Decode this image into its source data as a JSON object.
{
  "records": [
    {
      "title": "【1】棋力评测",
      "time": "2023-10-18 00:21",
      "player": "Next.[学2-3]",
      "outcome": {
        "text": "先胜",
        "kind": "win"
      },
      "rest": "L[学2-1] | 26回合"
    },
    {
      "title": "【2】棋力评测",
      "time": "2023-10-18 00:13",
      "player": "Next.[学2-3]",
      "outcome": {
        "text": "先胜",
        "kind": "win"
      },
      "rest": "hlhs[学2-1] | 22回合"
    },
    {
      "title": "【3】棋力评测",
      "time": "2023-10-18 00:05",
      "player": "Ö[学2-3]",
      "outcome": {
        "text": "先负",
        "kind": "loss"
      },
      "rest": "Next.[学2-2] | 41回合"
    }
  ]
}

==================================================

Problem details:
Transcribe the whole listing with nothing added or left out.

Result for this exercise:
Decode this image into its source data as a JSON object.
{
  "records": [
    {
      "title": "【1】棋力评测",
      "time": "2023-10-18 00:21",
      "player": "Next.[学2-3]",
      "outcome": {
        "text": "先胜",
        "kind": "win"
      },
      "rest": "L[学2-1] | 26回合"
    },
    {
      "title": "【2】棋力评测",
      "time": "2023-10-18 00:13",
      "player": "Next.[学2-3]",
      "outcome": {
        "text": "先胜",
        "kind": "win"
      },
      "rest": "hlhs[学2-1] | 22回合"
    },
    {
      "title": "【3】棋力评测",
      "time": "2023-10-18 00:05",
      "player": "Ö[学2-3]",
      "outcome": {
        "text": "先负",
        "kind": "loss"
      },
      "rest": "Next.[学2-2] | 41回合"
    }
  ]
}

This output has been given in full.